■ WORK REQUIRED
Repeat the listing in full, preserving every character.

***

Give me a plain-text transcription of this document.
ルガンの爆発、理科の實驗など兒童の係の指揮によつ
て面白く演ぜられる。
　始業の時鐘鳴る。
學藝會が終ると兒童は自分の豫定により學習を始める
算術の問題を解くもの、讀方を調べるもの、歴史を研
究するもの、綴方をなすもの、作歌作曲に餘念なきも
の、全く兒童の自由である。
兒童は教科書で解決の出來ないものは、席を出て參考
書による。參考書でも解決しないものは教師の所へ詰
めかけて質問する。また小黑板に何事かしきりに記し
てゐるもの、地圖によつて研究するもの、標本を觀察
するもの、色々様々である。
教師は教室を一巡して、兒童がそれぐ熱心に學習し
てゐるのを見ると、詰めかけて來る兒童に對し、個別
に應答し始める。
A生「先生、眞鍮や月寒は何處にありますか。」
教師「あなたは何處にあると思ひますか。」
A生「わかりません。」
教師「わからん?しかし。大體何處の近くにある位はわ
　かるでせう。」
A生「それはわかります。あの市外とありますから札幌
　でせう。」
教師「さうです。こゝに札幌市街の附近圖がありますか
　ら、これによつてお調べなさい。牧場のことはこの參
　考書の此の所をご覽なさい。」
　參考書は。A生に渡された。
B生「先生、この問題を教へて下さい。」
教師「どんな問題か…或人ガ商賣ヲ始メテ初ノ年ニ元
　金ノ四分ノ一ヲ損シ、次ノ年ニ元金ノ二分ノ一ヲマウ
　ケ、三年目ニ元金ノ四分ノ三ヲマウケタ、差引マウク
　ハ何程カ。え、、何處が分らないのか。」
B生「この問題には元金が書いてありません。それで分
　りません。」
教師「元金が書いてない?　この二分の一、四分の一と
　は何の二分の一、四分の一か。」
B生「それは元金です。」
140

***

■ RESULT OF THE TASK
Give me a plain-text transcription of this document.
ルガンの爆発、理科の實驗など兒童の係の指揮によつ
て面白く演ぜられる。
　始業の時鐘鳴る。
學藝會が終ると兒童は自分の豫定により學習を始める
算術の問題を解くもの、讀方を調べるもの、歴史を研
究するもの、綴方をなすもの、作歌作曲に餘念なきも
の、全く兒童の自由である。
兒童は教科書で解決の出來ないものは、席を出て參考
書による。參考書でも解決しないものは教師の所へ詰
めかけて質問する。また小黑板に何事かしきりに記し
てゐるもの、地圖によつて研究するもの、標本を觀察
するもの、色々様々である。
教師は教室を一巡して、兒童がそれぐ熱心に學習し
てゐるのを見ると、詰めかけて來る兒童に對し、個別
に應答し始める。
A生「先生、眞鍮や月寒は何處にありますか。」
教師「あなたは何處にあると思ひますか。」
A生「わかりません。」
教師「わからん?しかし。大體何處の近くにある位はわ
　かるでせう。」
A生「それはわかります。あの市外とありますから札幌
　でせう。」
教師「さうです。こゝに札幌市街の附近圖がありますか
　ら、これによつてお調べなさい。牧場のことはこの參
　考書の此の所をご覽なさい。」
　參考書は。A生に渡された。
B生「先生、この問題を教へて下さい。」
教師「どんな問題か…或人ガ商賣ヲ始メテ初ノ年ニ元
　金ノ四分ノ一ヲ損シ、次ノ年ニ元金ノ二分ノ一ヲマウ
　ケ、三年目ニ元金ノ四分ノ三ヲマウケタ、差引マウク
　ハ何程カ。え、、何處が分らないのか。」
B生「この問題には元金が書いてありません。それで分
　りません。」
教師「元金が書いてない?　この二分の一、四分の一と
　は何の二分の一、四分の一か。」
B生「それは元金です。」
140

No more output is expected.